#### Work required
Copy each line that contains the word "morning".

start Data extract

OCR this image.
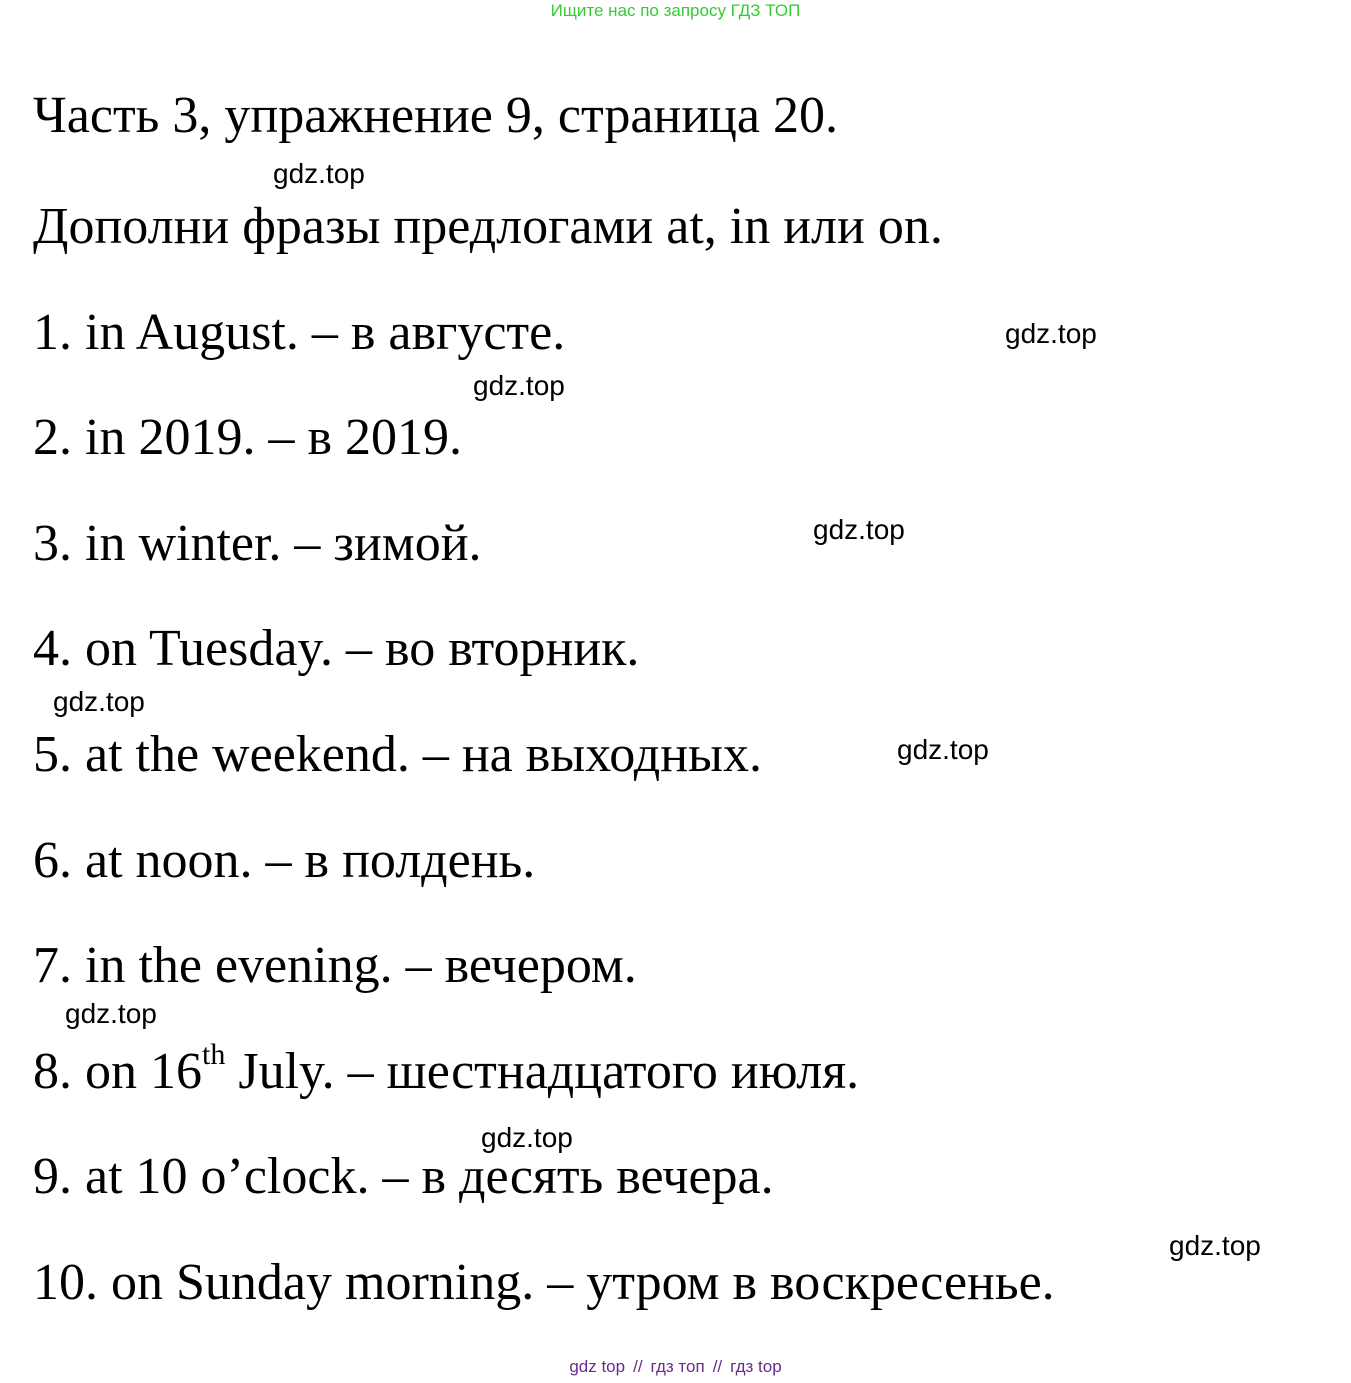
Ищите нас по запросу ГДЗ ТОП
Часть 3, упражнение 9, страница 20.
gdz.top
Дополни фразы предлогами at, in или on.
1. in August. – в августе.	gdz.top
gdz.top
2. in 2019. – в 2019.
3. in winter. – зимой.	gdz.top
4. on Tuesday. – во вторник.
gdz.top
5. at the weekend. – на выходных.	gdz.top
6. at noon. – в полдень.
7. in the evening. – вечером.
gdz.top
8. on 16th July. – шестнадцатого июля.
gdz.top
9. at 10 o’clock. – в десять вечера.
gdz.top
10. on Sunday morning. – утром в воскресенье.
gdz top // гдз топ // гдз top
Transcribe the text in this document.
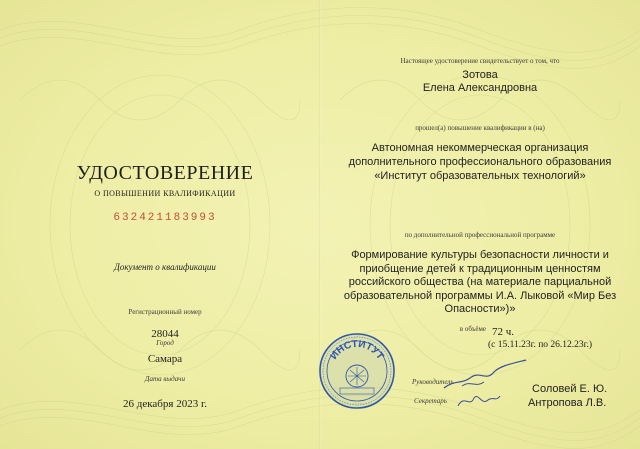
УДОСТОВЕРЕНИЕ
О ПОВЫШЕНИИ КВАЛИФИКАЦИИ
632421183993
Документ о квалификации
Регистрационный номер
28044
Город
Самара
Дата выдачи
26 декабря 2023 г.
Настоящее удостоверение свидетельствует о том, что
Зотова
Елена Александровна
прошел(а) повышение квалификации в (на)
Автономная некоммерческая организация
дополнительного профессионального образования
«Институт образовательных технологий»
по дополнительной профессиональной программе
Формирование культуры безопасности личности и
приобщение детей к традиционным ценностям
российского общества (на материале парциальной
образовательной программы И.А. Лыковой «Мир Без
Опасности»)»
в объёме 72 ч.
(с 15.11.23г. по 26.12.23г.)
Руководитель
Секретарь
Соловей Е. Ю.
Антропова Л.В.
ИНСТИТУТ
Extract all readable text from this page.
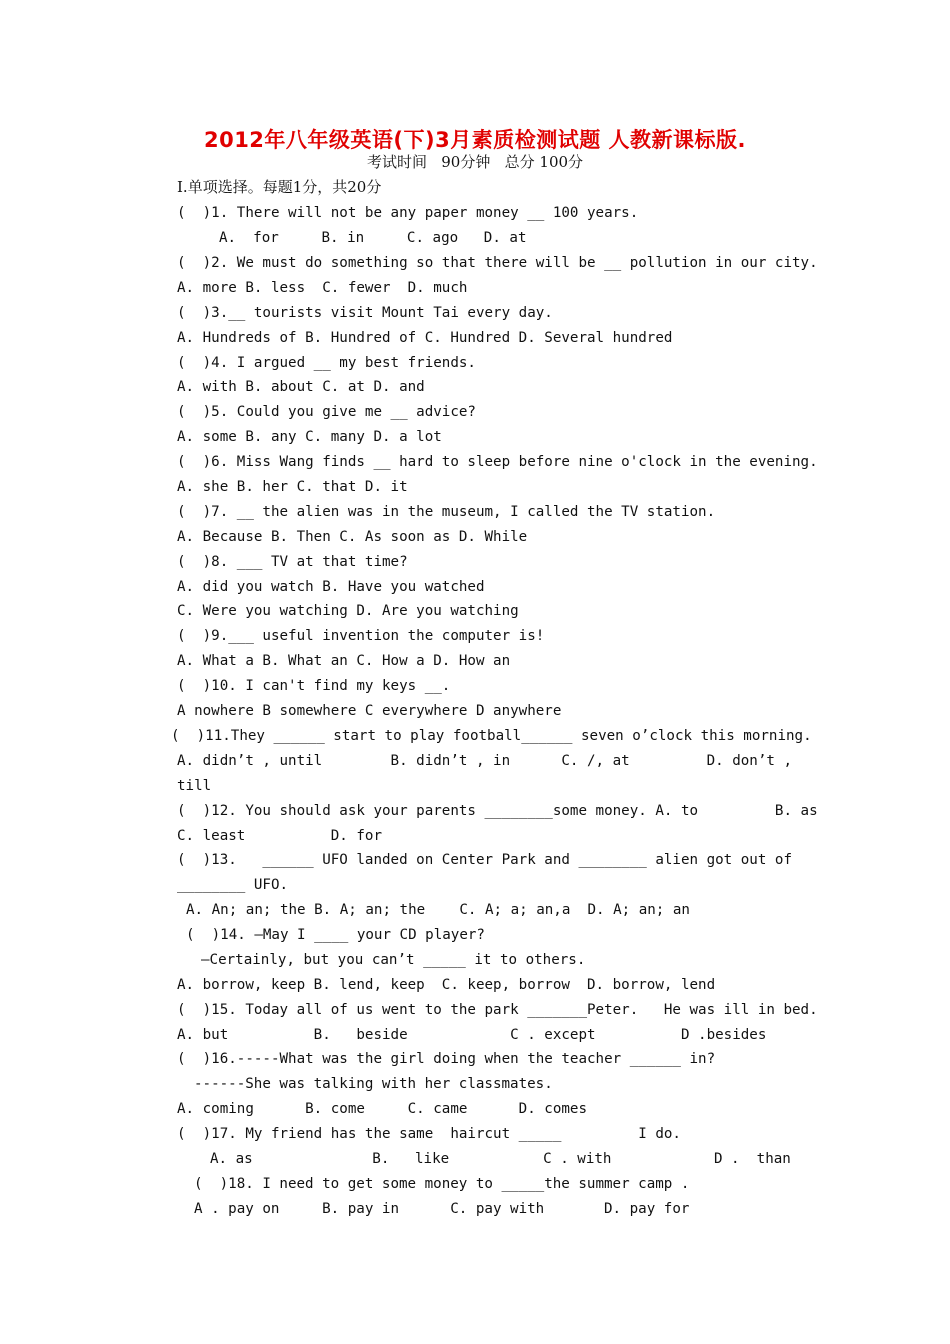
2012年八年级英语(下)3月素质检测试题 人教新课标版.
考试时间   90分钟   总分 100分
I.单项选择。每题1分，共20分
(  )1. There will not be any paper money __ 100 years.
A.  for     B. in     C. ago   D. at
(  )2. We must do something so that there will be __ pollution in our city.
A. more B. less  C. fewer  D. much
(  )3.__ tourists visit Mount Tai every day.
A. Hundreds of B. Hundred of C. Hundred D. Several hundred
(  )4. I argued __ my best friends.
A. with B. about C. at D. and
(  )5. Could you give me __ advice?
A. some B. any C. many D. a lot
(  )6. Miss Wang finds __ hard to sleep before nine o'clock in the evening.
A. she B. her C. that D. it
(  )7. __ the alien was in the museum, I called the TV station.
A. Because B. Then C. As soon as D. While
(  )8. ___ TV at that time?
A. did you watch B. Have you watched
C. Were you watching D. Are you watching
(  )9.___ useful invention the computer is!
A. What a B. What an C. How a D. How an
(  )10. I can't find my keys __.
A nowhere B somewhere C everywhere D anywhere
(  )11.They ______ start to play football______ seven o’clock this morning.
A. didn’t , until        B. didn’t , in      C. /, at         D. don’t ,
till
(  )12. You should ask your parents ________some money. A. to         B. as
C. least          D. for
(  )13.   ______ UFO landed on Center Park and ________ alien got out of
________ UFO.
A. An; an; the B. A; an; the    C. A; a; an,a  D. A; an; an
(  )14. —May I ____ your CD player?
—Certainly, but you can’t _____ it to others.
A. borrow, keep B. lend, keep  C. keep, borrow  D. borrow, lend
(  )15. Today all of us went to the park _______Peter.   He was ill in bed.
A. but          B.   beside            C . except          D .besides
(  )16.-----What was the girl doing when the teacher ______ in?
------She was talking with her classmates.
A. coming      B. come     C. came      D. comes
(  )17. My friend has the same  haircut _____         I do.
A. as              B.   like           C . with            D .  than
(  )18. I need to get some money to _____the summer camp .
A . pay on     B. pay in      C. pay with       D. pay for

end Data extract

#### Answer for the task
10. on Sunday morning. – утром в воскресенье.
(  )11.They ______ start to play football______ seven o’clock this morning.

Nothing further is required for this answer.